- _PROBLEM REQUIREMENTS_
State how many lines include "sakdok", giving the number by itself.

──────── PROVIDED RECORDS

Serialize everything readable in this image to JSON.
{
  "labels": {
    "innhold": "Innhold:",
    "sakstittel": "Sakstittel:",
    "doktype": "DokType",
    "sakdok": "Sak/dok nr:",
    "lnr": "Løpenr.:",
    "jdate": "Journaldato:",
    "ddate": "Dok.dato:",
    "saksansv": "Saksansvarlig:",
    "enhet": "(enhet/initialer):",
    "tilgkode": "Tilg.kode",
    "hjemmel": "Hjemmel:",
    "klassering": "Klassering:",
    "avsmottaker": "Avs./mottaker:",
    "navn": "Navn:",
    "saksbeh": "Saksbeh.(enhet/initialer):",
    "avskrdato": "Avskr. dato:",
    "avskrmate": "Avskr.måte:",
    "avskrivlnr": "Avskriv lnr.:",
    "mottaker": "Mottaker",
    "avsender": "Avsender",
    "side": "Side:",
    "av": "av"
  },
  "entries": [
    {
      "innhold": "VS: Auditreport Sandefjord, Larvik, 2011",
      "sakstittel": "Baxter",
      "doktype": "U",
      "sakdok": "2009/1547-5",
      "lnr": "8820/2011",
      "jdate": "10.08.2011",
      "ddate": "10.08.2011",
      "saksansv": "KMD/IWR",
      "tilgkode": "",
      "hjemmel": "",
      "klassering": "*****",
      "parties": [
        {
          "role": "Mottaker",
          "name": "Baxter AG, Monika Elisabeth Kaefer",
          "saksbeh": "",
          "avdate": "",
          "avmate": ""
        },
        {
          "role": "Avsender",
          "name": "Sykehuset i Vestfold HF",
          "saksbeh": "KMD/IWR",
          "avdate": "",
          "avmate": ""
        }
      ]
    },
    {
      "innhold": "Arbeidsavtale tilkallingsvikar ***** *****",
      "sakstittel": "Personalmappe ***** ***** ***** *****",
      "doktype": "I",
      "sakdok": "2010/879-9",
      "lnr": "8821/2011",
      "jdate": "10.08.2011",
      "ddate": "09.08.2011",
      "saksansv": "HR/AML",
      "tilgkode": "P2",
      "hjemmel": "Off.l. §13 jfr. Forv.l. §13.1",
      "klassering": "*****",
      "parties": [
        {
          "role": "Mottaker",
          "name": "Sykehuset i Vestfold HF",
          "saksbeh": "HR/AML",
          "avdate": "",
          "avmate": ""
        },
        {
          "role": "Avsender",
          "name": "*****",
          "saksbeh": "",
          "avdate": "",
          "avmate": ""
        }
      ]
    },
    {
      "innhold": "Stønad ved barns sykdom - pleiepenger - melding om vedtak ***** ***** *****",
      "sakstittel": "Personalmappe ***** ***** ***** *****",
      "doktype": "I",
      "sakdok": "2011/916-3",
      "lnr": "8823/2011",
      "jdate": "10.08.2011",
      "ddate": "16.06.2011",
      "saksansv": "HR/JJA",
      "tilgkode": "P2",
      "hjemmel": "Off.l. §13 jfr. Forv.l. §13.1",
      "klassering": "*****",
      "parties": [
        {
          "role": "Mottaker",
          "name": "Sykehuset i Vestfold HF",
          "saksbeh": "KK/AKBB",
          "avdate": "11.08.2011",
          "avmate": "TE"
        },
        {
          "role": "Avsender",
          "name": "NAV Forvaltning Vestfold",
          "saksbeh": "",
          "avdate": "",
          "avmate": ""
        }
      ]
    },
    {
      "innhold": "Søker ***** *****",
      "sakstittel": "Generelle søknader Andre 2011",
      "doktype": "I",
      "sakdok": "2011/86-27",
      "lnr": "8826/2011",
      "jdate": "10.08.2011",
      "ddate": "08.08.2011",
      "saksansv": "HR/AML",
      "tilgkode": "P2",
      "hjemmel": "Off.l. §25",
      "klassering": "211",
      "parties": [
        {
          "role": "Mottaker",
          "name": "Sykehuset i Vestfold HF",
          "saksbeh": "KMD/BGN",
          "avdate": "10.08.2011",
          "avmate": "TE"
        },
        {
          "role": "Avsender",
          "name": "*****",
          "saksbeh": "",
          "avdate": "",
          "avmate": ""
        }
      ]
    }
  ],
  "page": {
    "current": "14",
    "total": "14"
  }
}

────────────────

- _RESPONSE TO THE TASK_
5